DIRECTION ->
Copy the listing verbatim, excluding any images found in it.

Extracted data entries ->
= = = = =

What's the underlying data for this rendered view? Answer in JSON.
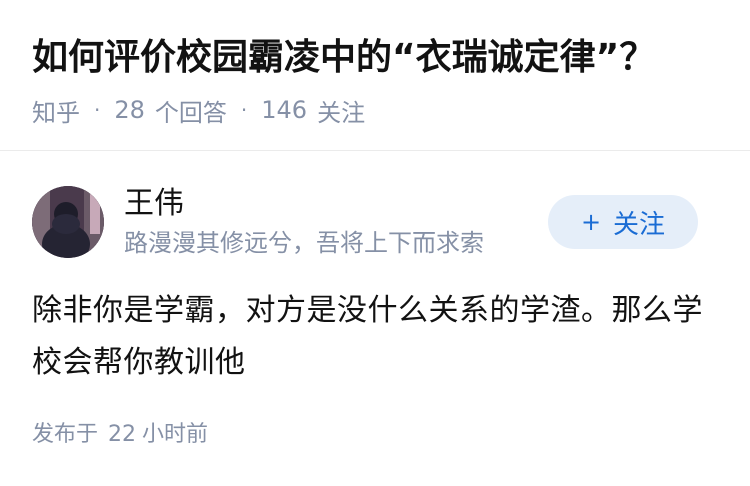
{
  "question": {
    "title": "如何评价校园霸凌中的“衣瑞诚定律”？",
    "source": "知乎",
    "separator": "·",
    "answer_count": "28",
    "answer_label": "个回答",
    "follower_count": "146",
    "follower_label": "关注"
  },
  "answer": {
    "author": {
      "name": "王伟",
      "bio": "路漫漫其修远兮，吾将上下而求索",
      "avatar_icon": "user-avatar-photo"
    },
    "follow_button": {
      "icon": "+",
      "label": "关注"
    },
    "content": "除非你是学霸，对方是没什么关系的学渣。那么学校会帮你教训他",
    "publish": {
      "prefix": "发布于",
      "value": "22",
      "unit": "小时前"
    }
  },
  "colors": {
    "primary_text": "#121212",
    "secondary_text": "#8590a6",
    "accent": "#1a6cd4",
    "follow_button_bg": "#e5eef9",
    "divider": "#ebebeb"
  }
}
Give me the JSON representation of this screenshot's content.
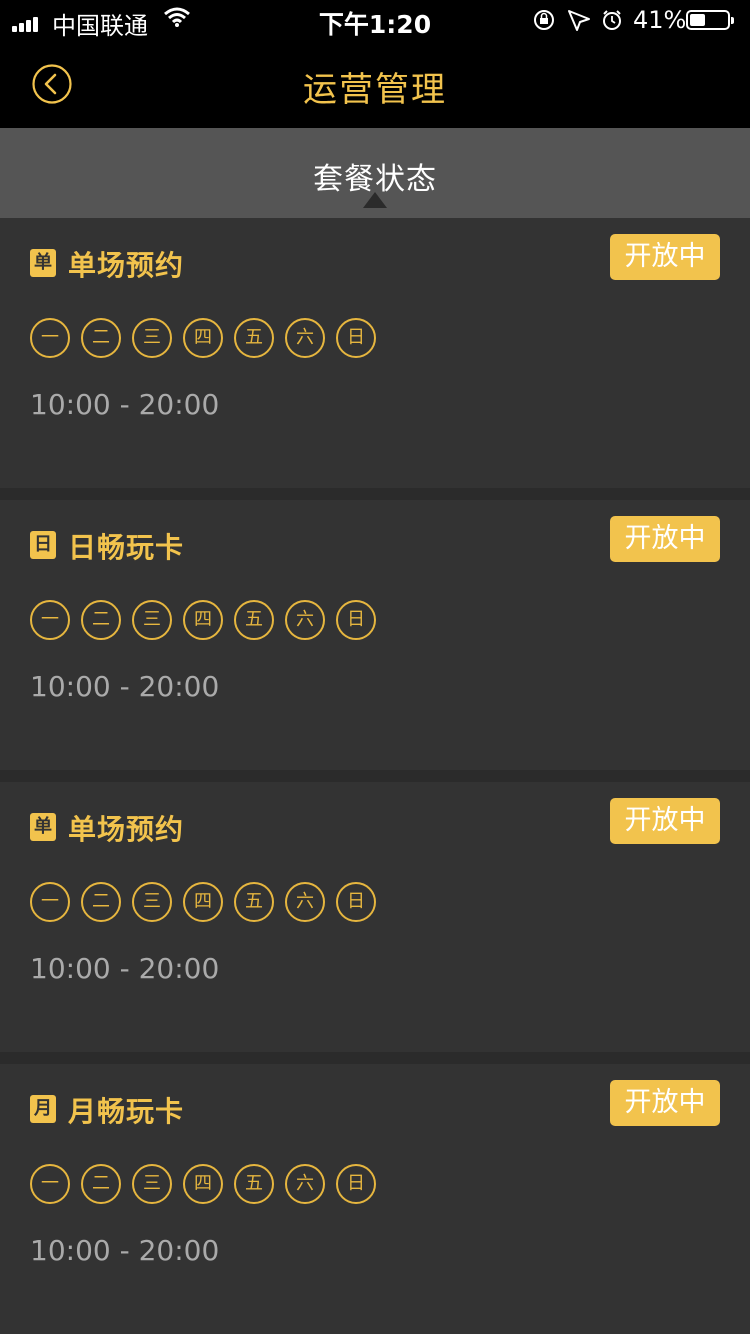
{
  "status_bar": {
    "carrier": "中国联通",
    "time": "下午1:20",
    "battery": "41%"
  },
  "nav": {
    "title": "运营管理"
  },
  "tabs": {
    "active": "套餐状态"
  },
  "colors": {
    "accent": "#f2c34d",
    "background": "#2b2b2b",
    "card": "#333333",
    "nav": "#000000",
    "tab_bar": "#555555"
  },
  "cards": [
    {
      "badge": "单",
      "name": "单场预约",
      "status": "开放中",
      "days": [
        "一",
        "二",
        "三",
        "四",
        "五",
        "六",
        "日"
      ],
      "hours": "10:00 - 20:00"
    },
    {
      "badge": "日",
      "name": "日畅玩卡",
      "status": "开放中",
      "days": [
        "一",
        "二",
        "三",
        "四",
        "五",
        "六",
        "日"
      ],
      "hours": "10:00 - 20:00"
    },
    {
      "badge": "单",
      "name": "单场预约",
      "status": "开放中",
      "days": [
        "一",
        "二",
        "三",
        "四",
        "五",
        "六",
        "日"
      ],
      "hours": "10:00 - 20:00"
    },
    {
      "badge": "月",
      "name": "月畅玩卡",
      "status": "开放中",
      "days": [
        "一",
        "二",
        "三",
        "四",
        "五",
        "六",
        "日"
      ],
      "hours": "10:00 - 20:00"
    }
  ]
}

= = = = =

TASK ANSWER ->
What's the underlying data for this rendered view? Answer in JSON.
{
  "question": {
    "title": "如何评价校园霸凌中的“衣瑞诚定律”？",
    "source": "知乎",
    "separator": "·",
    "answer_count": "28",
    "answer_label": "个回答",
    "follower_count": "146",
    "follower_label": "关注"
  },
  "answer": {
    "author": {
      "name": "王伟",
      "bio": "路漫漫其修远兮，吾将上下而求索",
      "avatar_icon": "user-avatar-photo"
    },
    "follow_button": {
      "icon": "+",
      "label": "关注"
    },
    "content": "除非你是学霸，对方是没什么关系的学渣。那么学校会帮你教训他",
    "publish": {
      "prefix": "发布于",
      "value": "22",
      "unit": "小时前"
    }
  },
  "colors": {
    "primary_text": "#121212",
    "secondary_text": "#8590a6",
    "accent": "#1a6cd4",
    "follow_button_bg": "#e5eef9",
    "divider": "#ebebeb"
  }
}
Give me the JSON representation of this screenshot's content.
{
  "status_bar": {
    "carrier": "中国联通",
    "time": "下午1:20",
    "battery": "41%"
  },
  "nav": {
    "title": "运营管理"
  },
  "tabs": {
    "active": "套餐状态"
  },
  "colors": {
    "accent": "#f2c34d",
    "background": "#2b2b2b",
    "card": "#333333",
    "nav": "#000000",
    "tab_bar": "#555555"
  },
  "cards": [
    {
      "badge": "单",
      "name": "单场预约",
      "status": "开放中",
      "days": [
        "一",
        "二",
        "三",
        "四",
        "五",
        "六",
        "日"
      ],
      "hours": "10:00 - 20:00"
    },
    {
      "badge": "日",
      "name": "日畅玩卡",
      "status": "开放中",
      "days": [
        "一",
        "二",
        "三",
        "四",
        "五",
        "六",
        "日"
      ],
      "hours": "10:00 - 20:00"
    },
    {
      "badge": "单",
      "name": "单场预约",
      "status": "开放中",
      "days": [
        "一",
        "二",
        "三",
        "四",
        "五",
        "六",
        "日"
      ],
      "hours": "10:00 - 20:00"
    },
    {
      "badge": "月",
      "name": "月畅玩卡",
      "status": "开放中",
      "days": [
        "一",
        "二",
        "三",
        "四",
        "五",
        "六",
        "日"
      ],
      "hours": "10:00 - 20:00"
    }
  ]
}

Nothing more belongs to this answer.